WRITTEN TASK: Write out all of the records precisely. Skip anything that is a picture.

Dataset items:
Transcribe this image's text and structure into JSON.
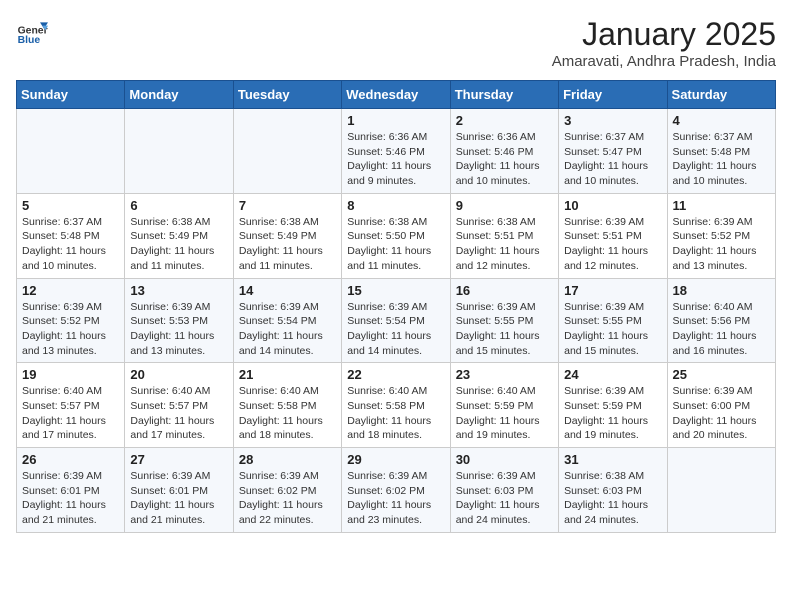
{
  "header": {
    "logo_general": "General",
    "logo_blue": "Blue",
    "title": "January 2025",
    "subtitle": "Amaravati, Andhra Pradesh, India"
  },
  "days_of_week": [
    "Sunday",
    "Monday",
    "Tuesday",
    "Wednesday",
    "Thursday",
    "Friday",
    "Saturday"
  ],
  "weeks": [
    [
      {
        "day": "",
        "info": ""
      },
      {
        "day": "",
        "info": ""
      },
      {
        "day": "",
        "info": ""
      },
      {
        "day": "1",
        "info": "Sunrise: 6:36 AM\nSunset: 5:46 PM\nDaylight: 11 hours and 9 minutes."
      },
      {
        "day": "2",
        "info": "Sunrise: 6:36 AM\nSunset: 5:46 PM\nDaylight: 11 hours and 10 minutes."
      },
      {
        "day": "3",
        "info": "Sunrise: 6:37 AM\nSunset: 5:47 PM\nDaylight: 11 hours and 10 minutes."
      },
      {
        "day": "4",
        "info": "Sunrise: 6:37 AM\nSunset: 5:48 PM\nDaylight: 11 hours and 10 minutes."
      }
    ],
    [
      {
        "day": "5",
        "info": "Sunrise: 6:37 AM\nSunset: 5:48 PM\nDaylight: 11 hours and 10 minutes."
      },
      {
        "day": "6",
        "info": "Sunrise: 6:38 AM\nSunset: 5:49 PM\nDaylight: 11 hours and 11 minutes."
      },
      {
        "day": "7",
        "info": "Sunrise: 6:38 AM\nSunset: 5:49 PM\nDaylight: 11 hours and 11 minutes."
      },
      {
        "day": "8",
        "info": "Sunrise: 6:38 AM\nSunset: 5:50 PM\nDaylight: 11 hours and 11 minutes."
      },
      {
        "day": "9",
        "info": "Sunrise: 6:38 AM\nSunset: 5:51 PM\nDaylight: 11 hours and 12 minutes."
      },
      {
        "day": "10",
        "info": "Sunrise: 6:39 AM\nSunset: 5:51 PM\nDaylight: 11 hours and 12 minutes."
      },
      {
        "day": "11",
        "info": "Sunrise: 6:39 AM\nSunset: 5:52 PM\nDaylight: 11 hours and 13 minutes."
      }
    ],
    [
      {
        "day": "12",
        "info": "Sunrise: 6:39 AM\nSunset: 5:52 PM\nDaylight: 11 hours and 13 minutes."
      },
      {
        "day": "13",
        "info": "Sunrise: 6:39 AM\nSunset: 5:53 PM\nDaylight: 11 hours and 13 minutes."
      },
      {
        "day": "14",
        "info": "Sunrise: 6:39 AM\nSunset: 5:54 PM\nDaylight: 11 hours and 14 minutes."
      },
      {
        "day": "15",
        "info": "Sunrise: 6:39 AM\nSunset: 5:54 PM\nDaylight: 11 hours and 14 minutes."
      },
      {
        "day": "16",
        "info": "Sunrise: 6:39 AM\nSunset: 5:55 PM\nDaylight: 11 hours and 15 minutes."
      },
      {
        "day": "17",
        "info": "Sunrise: 6:39 AM\nSunset: 5:55 PM\nDaylight: 11 hours and 15 minutes."
      },
      {
        "day": "18",
        "info": "Sunrise: 6:40 AM\nSunset: 5:56 PM\nDaylight: 11 hours and 16 minutes."
      }
    ],
    [
      {
        "day": "19",
        "info": "Sunrise: 6:40 AM\nSunset: 5:57 PM\nDaylight: 11 hours and 17 minutes."
      },
      {
        "day": "20",
        "info": "Sunrise: 6:40 AM\nSunset: 5:57 PM\nDaylight: 11 hours and 17 minutes."
      },
      {
        "day": "21",
        "info": "Sunrise: 6:40 AM\nSunset: 5:58 PM\nDaylight: 11 hours and 18 minutes."
      },
      {
        "day": "22",
        "info": "Sunrise: 6:40 AM\nSunset: 5:58 PM\nDaylight: 11 hours and 18 minutes."
      },
      {
        "day": "23",
        "info": "Sunrise: 6:40 AM\nSunset: 5:59 PM\nDaylight: 11 hours and 19 minutes."
      },
      {
        "day": "24",
        "info": "Sunrise: 6:39 AM\nSunset: 5:59 PM\nDaylight: 11 hours and 19 minutes."
      },
      {
        "day": "25",
        "info": "Sunrise: 6:39 AM\nSunset: 6:00 PM\nDaylight: 11 hours and 20 minutes."
      }
    ],
    [
      {
        "day": "26",
        "info": "Sunrise: 6:39 AM\nSunset: 6:01 PM\nDaylight: 11 hours and 21 minutes."
      },
      {
        "day": "27",
        "info": "Sunrise: 6:39 AM\nSunset: 6:01 PM\nDaylight: 11 hours and 21 minutes."
      },
      {
        "day": "28",
        "info": "Sunrise: 6:39 AM\nSunset: 6:02 PM\nDaylight: 11 hours and 22 minutes."
      },
      {
        "day": "29",
        "info": "Sunrise: 6:39 AM\nSunset: 6:02 PM\nDaylight: 11 hours and 23 minutes."
      },
      {
        "day": "30",
        "info": "Sunrise: 6:39 AM\nSunset: 6:03 PM\nDaylight: 11 hours and 24 minutes."
      },
      {
        "day": "31",
        "info": "Sunrise: 6:38 AM\nSunset: 6:03 PM\nDaylight: 11 hours and 24 minutes."
      },
      {
        "day": "",
        "info": ""
      }
    ]
  ]
}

COMPLETE RESPONSE:
Transcribe this image's text and structure into JSON.
{
  "header": {
    "logo_general": "General",
    "logo_blue": "Blue",
    "title": "January 2025",
    "subtitle": "Amaravati, Andhra Pradesh, India"
  },
  "days_of_week": [
    "Sunday",
    "Monday",
    "Tuesday",
    "Wednesday",
    "Thursday",
    "Friday",
    "Saturday"
  ],
  "weeks": [
    [
      {
        "day": "",
        "info": ""
      },
      {
        "day": "",
        "info": ""
      },
      {
        "day": "",
        "info": ""
      },
      {
        "day": "1",
        "info": "Sunrise: 6:36 AM\nSunset: 5:46 PM\nDaylight: 11 hours and 9 minutes."
      },
      {
        "day": "2",
        "info": "Sunrise: 6:36 AM\nSunset: 5:46 PM\nDaylight: 11 hours and 10 minutes."
      },
      {
        "day": "3",
        "info": "Sunrise: 6:37 AM\nSunset: 5:47 PM\nDaylight: 11 hours and 10 minutes."
      },
      {
        "day": "4",
        "info": "Sunrise: 6:37 AM\nSunset: 5:48 PM\nDaylight: 11 hours and 10 minutes."
      }
    ],
    [
      {
        "day": "5",
        "info": "Sunrise: 6:37 AM\nSunset: 5:48 PM\nDaylight: 11 hours and 10 minutes."
      },
      {
        "day": "6",
        "info": "Sunrise: 6:38 AM\nSunset: 5:49 PM\nDaylight: 11 hours and 11 minutes."
      },
      {
        "day": "7",
        "info": "Sunrise: 6:38 AM\nSunset: 5:49 PM\nDaylight: 11 hours and 11 minutes."
      },
      {
        "day": "8",
        "info": "Sunrise: 6:38 AM\nSunset: 5:50 PM\nDaylight: 11 hours and 11 minutes."
      },
      {
        "day": "9",
        "info": "Sunrise: 6:38 AM\nSunset: 5:51 PM\nDaylight: 11 hours and 12 minutes."
      },
      {
        "day": "10",
        "info": "Sunrise: 6:39 AM\nSunset: 5:51 PM\nDaylight: 11 hours and 12 minutes."
      },
      {
        "day": "11",
        "info": "Sunrise: 6:39 AM\nSunset: 5:52 PM\nDaylight: 11 hours and 13 minutes."
      }
    ],
    [
      {
        "day": "12",
        "info": "Sunrise: 6:39 AM\nSunset: 5:52 PM\nDaylight: 11 hours and 13 minutes."
      },
      {
        "day": "13",
        "info": "Sunrise: 6:39 AM\nSunset: 5:53 PM\nDaylight: 11 hours and 13 minutes."
      },
      {
        "day": "14",
        "info": "Sunrise: 6:39 AM\nSunset: 5:54 PM\nDaylight: 11 hours and 14 minutes."
      },
      {
        "day": "15",
        "info": "Sunrise: 6:39 AM\nSunset: 5:54 PM\nDaylight: 11 hours and 14 minutes."
      },
      {
        "day": "16",
        "info": "Sunrise: 6:39 AM\nSunset: 5:55 PM\nDaylight: 11 hours and 15 minutes."
      },
      {
        "day": "17",
        "info": "Sunrise: 6:39 AM\nSunset: 5:55 PM\nDaylight: 11 hours and 15 minutes."
      },
      {
        "day": "18",
        "info": "Sunrise: 6:40 AM\nSunset: 5:56 PM\nDaylight: 11 hours and 16 minutes."
      }
    ],
    [
      {
        "day": "19",
        "info": "Sunrise: 6:40 AM\nSunset: 5:57 PM\nDaylight: 11 hours and 17 minutes."
      },
      {
        "day": "20",
        "info": "Sunrise: 6:40 AM\nSunset: 5:57 PM\nDaylight: 11 hours and 17 minutes."
      },
      {
        "day": "21",
        "info": "Sunrise: 6:40 AM\nSunset: 5:58 PM\nDaylight: 11 hours and 18 minutes."
      },
      {
        "day": "22",
        "info": "Sunrise: 6:40 AM\nSunset: 5:58 PM\nDaylight: 11 hours and 18 minutes."
      },
      {
        "day": "23",
        "info": "Sunrise: 6:40 AM\nSunset: 5:59 PM\nDaylight: 11 hours and 19 minutes."
      },
      {
        "day": "24",
        "info": "Sunrise: 6:39 AM\nSunset: 5:59 PM\nDaylight: 11 hours and 19 minutes."
      },
      {
        "day": "25",
        "info": "Sunrise: 6:39 AM\nSunset: 6:00 PM\nDaylight: 11 hours and 20 minutes."
      }
    ],
    [
      {
        "day": "26",
        "info": "Sunrise: 6:39 AM\nSunset: 6:01 PM\nDaylight: 11 hours and 21 minutes."
      },
      {
        "day": "27",
        "info": "Sunrise: 6:39 AM\nSunset: 6:01 PM\nDaylight: 11 hours and 21 minutes."
      },
      {
        "day": "28",
        "info": "Sunrise: 6:39 AM\nSunset: 6:02 PM\nDaylight: 11 hours and 22 minutes."
      },
      {
        "day": "29",
        "info": "Sunrise: 6:39 AM\nSunset: 6:02 PM\nDaylight: 11 hours and 23 minutes."
      },
      {
        "day": "30",
        "info": "Sunrise: 6:39 AM\nSunset: 6:03 PM\nDaylight: 11 hours and 24 minutes."
      },
      {
        "day": "31",
        "info": "Sunrise: 6:38 AM\nSunset: 6:03 PM\nDaylight: 11 hours and 24 minutes."
      },
      {
        "day": "",
        "info": ""
      }
    ]
  ]
}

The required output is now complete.